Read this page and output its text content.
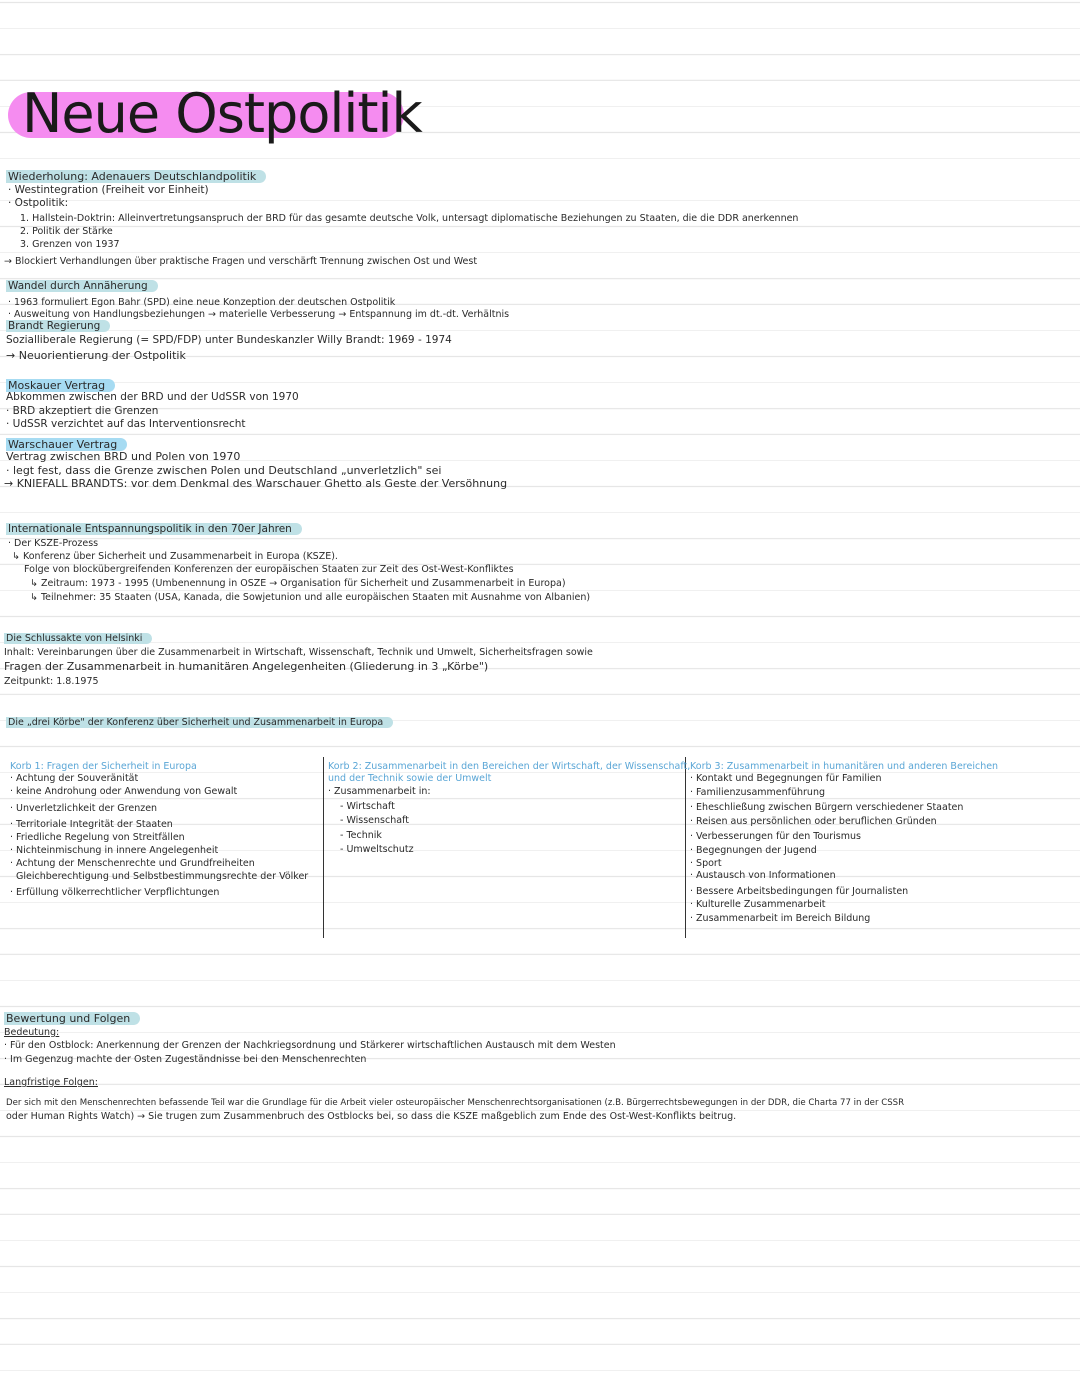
Neue Ostpolitik
Wiederholung: Adenauers Deutschlandpolitik
· Westintegration (Freiheit vor Einheit)
· Ostpolitik:
1. Hallstein-Doktrin: Alleinvertretungsanspruch der BRD für das gesamte deutsche Volk, untersagt diplomatische Beziehungen zu Staaten, die die DDR anerkennen
2. Politik der Stärke
3. Grenzen von 1937
→ Blockiert Verhandlungen über praktische Fragen und verschärft Trennung zwischen Ost und West
Wandel durch Annäherung
· 1963 formuliert Egon Bahr (SPD) eine neue Konzeption der deutschen Ostpolitik
· Ausweitung von Handlungsbeziehungen → materielle Verbesserung → Entspannung im dt.-dt. Verhältnis
Brandt Regierung
Sozialliberale Regierung (= SPD/FDP) unter Bundeskanzler Willy Brandt: 1969 - 1974
→ Neuorientierung der Ostpolitik
Moskauer Vertrag
Abkommen zwischen der BRD und der UdSSR von 1970
· BRD akzeptiert die Grenzen
· UdSSR verzichtet auf das Interventionsrecht
Warschauer Vertrag
Vertrag zwischen BRD und Polen von 1970
· legt fest, dass die Grenze zwischen Polen und Deutschland „unverletzlich" sei
→ KNIEFALL BRANDTS: vor dem Denkmal des Warschauer Ghetto als Geste der Versöhnung
Internationale Entspannungspolitik in den 70er Jahren
· Der KSZE-Prozess
↳ Konferenz über Sicherheit und Zusammenarbeit in Europa (KSZE).
Folge von blockübergreifenden Konferenzen der europäischen Staaten zur Zeit des Ost-West-Konfliktes
↳ Zeitraum: 1973 - 1995 (Umbenennung in OSZE → Organisation für Sicherheit und Zusammenarbeit in Europa)
↳ Teilnehmer: 35 Staaten (USA, Kanada, die Sowjetunion und alle europäischen Staaten mit Ausnahme von Albanien)
Die Schlussakte von Helsinki
Inhalt: Vereinbarungen über die Zusammenarbeit in Wirtschaft, Wissenschaft, Technik und Umwelt, Sicherheitsfragen sowie
Fragen der Zusammenarbeit in humanitären Angelegenheiten (Gliederung in 3 „Körbe")
Zeitpunkt: 1.8.1975
Die „drei Körbe" der Konferenz über Sicherheit und Zusammenarbeit in Europa
Korb 1: Fragen der Sicherheit in Europa
· Achtung der Souveränität
· keine Androhung oder Anwendung von Gewalt
· Unverletzlichkeit der Grenzen
· Territoriale Integrität der Staaten
· Friedliche Regelung von Streitfällen
· Nichteinmischung in innere Angelegenheit
· Achtung der Menschenrechte und Grundfreiheiten
Gleichberechtigung und Selbstbestimmungsrechte der Völker
· Erfüllung völkerrechtlicher Verpflichtungen
Korb 2: Zusammenarbeit in den Bereichen der Wirtschaft, der Wissenschaft,
und der Technik sowie der Umwelt
· Zusammenarbeit in:
- Wirtschaft
- Wissenschaft
- Technik
- Umweltschutz
Korb 3: Zusammenarbeit in humanitären und anderen Bereichen
· Kontakt und Begegnungen für Familien
· Familienzusammenführung
· Eheschließung zwischen Bürgern verschiedener Staaten
· Reisen aus persönlichen oder beruflichen Gründen
· Verbesserungen für den Tourismus
· Begegnungen der Jugend
· Sport
· Austausch von Informationen
· Bessere Arbeitsbedingungen für Journalisten
· Kulturelle Zusammenarbeit
· Zusammenarbeit im Bereich Bildung
Bewertung und Folgen
Bedeutung:
· Für den Ostblock: Anerkennung der Grenzen der Nachkriegsordnung und Stärkerer wirtschaftlichen Austausch mit dem Westen
· Im Gegenzug machte der Osten Zugeständnisse bei den Menschenrechten
Langfristige Folgen:
Der sich mit den Menschenrechten befassende Teil war die Grundlage für die Arbeit vieler osteuropäischer Menschenrechtsorganisationen (z.B. Bürgerrechtsbewegungen in der DDR, die Charta 77 in der CSSR
oder Human Rights Watch) → Sie trugen zum Zusammenbruch des Ostblocks bei, so dass die KSZE maßgeblich zum Ende des Ost-West-Konflikts beitrug.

> [Task details]:
From the records given above, reproduce all text exactly and exclude each picture.

> [Problem solution]:
Read this page and output its text content.
Neue Ostpolitik
Wiederholung: Adenauers Deutschlandpolitik
· Westintegration (Freiheit vor Einheit)
· Ostpolitik:
1. Hallstein-Doktrin: Alleinvertretungsanspruch der BRD für das gesamte deutsche Volk, untersagt diplomatische Beziehungen zu Staaten, die die DDR anerkennen
2. Politik der Stärke
3. Grenzen von 1937
→ Blockiert Verhandlungen über praktische Fragen und verschärft Trennung zwischen Ost und West
Wandel durch Annäherung
· 1963 formuliert Egon Bahr (SPD) eine neue Konzeption der deutschen Ostpolitik
· Ausweitung von Handlungsbeziehungen → materielle Verbesserung → Entspannung im dt.-dt. Verhältnis
Brandt Regierung
Sozialliberale Regierung (= SPD/FDP) unter Bundeskanzler Willy Brandt: 1969 - 1974
→ Neuorientierung der Ostpolitik
Moskauer Vertrag
Abkommen zwischen der BRD und der UdSSR von 1970
· BRD akzeptiert die Grenzen
· UdSSR verzichtet auf das Interventionsrecht
Warschauer Vertrag
Vertrag zwischen BRD und Polen von 1970
· legt fest, dass die Grenze zwischen Polen und Deutschland „unverletzlich" sei
→ KNIEFALL BRANDTS: vor dem Denkmal des Warschauer Ghetto als Geste der Versöhnung
Internationale Entspannungspolitik in den 70er Jahren
· Der KSZE-Prozess
↳ Konferenz über Sicherheit und Zusammenarbeit in Europa (KSZE).
Folge von blockübergreifenden Konferenzen der europäischen Staaten zur Zeit des Ost-West-Konfliktes
↳ Zeitraum: 1973 - 1995 (Umbenennung in OSZE → Organisation für Sicherheit und Zusammenarbeit in Europa)
↳ Teilnehmer: 35 Staaten (USA, Kanada, die Sowjetunion und alle europäischen Staaten mit Ausnahme von Albanien)
Die Schlussakte von Helsinki
Inhalt: Vereinbarungen über die Zusammenarbeit in Wirtschaft, Wissenschaft, Technik und Umwelt, Sicherheitsfragen sowie
Fragen der Zusammenarbeit in humanitären Angelegenheiten (Gliederung in 3 „Körbe")
Zeitpunkt: 1.8.1975
Die „drei Körbe" der Konferenz über Sicherheit und Zusammenarbeit in Europa
Korb 1: Fragen der Sicherheit in Europa
· Achtung der Souveränität
· keine Androhung oder Anwendung von Gewalt
· Unverletzlichkeit der Grenzen
· Territoriale Integrität der Staaten
· Friedliche Regelung von Streitfällen
· Nichteinmischung in innere Angelegenheit
· Achtung der Menschenrechte und Grundfreiheiten
Gleichberechtigung und Selbstbestimmungsrechte der Völker
· Erfüllung völkerrechtlicher Verpflichtungen
Korb 2: Zusammenarbeit in den Bereichen der Wirtschaft, der Wissenschaft,
und der Technik sowie der Umwelt
· Zusammenarbeit in:
- Wirtschaft
- Wissenschaft
- Technik
- Umweltschutz
Korb 3: Zusammenarbeit in humanitären und anderen Bereichen
· Kontakt und Begegnungen für Familien
· Familienzusammenführung
· Eheschließung zwischen Bürgern verschiedener Staaten
· Reisen aus persönlichen oder beruflichen Gründen
· Verbesserungen für den Tourismus
· Begegnungen der Jugend
· Sport
· Austausch von Informationen
· Bessere Arbeitsbedingungen für Journalisten
· Kulturelle Zusammenarbeit
· Zusammenarbeit im Bereich Bildung
Bewertung und Folgen
Bedeutung:
· Für den Ostblock: Anerkennung der Grenzen der Nachkriegsordnung und Stärkerer wirtschaftlichen Austausch mit dem Westen
· Im Gegenzug machte der Osten Zugeständnisse bei den Menschenrechten
Langfristige Folgen:
Der sich mit den Menschenrechten befassende Teil war die Grundlage für die Arbeit vieler osteuropäischer Menschenrechtsorganisationen (z.B. Bürgerrechtsbewegungen in der DDR, die Charta 77 in der CSSR
oder Human Rights Watch) → Sie trugen zum Zusammenbruch des Ostblocks bei, so dass die KSZE maßgeblich zum Ende des Ost-West-Konflikts beitrug.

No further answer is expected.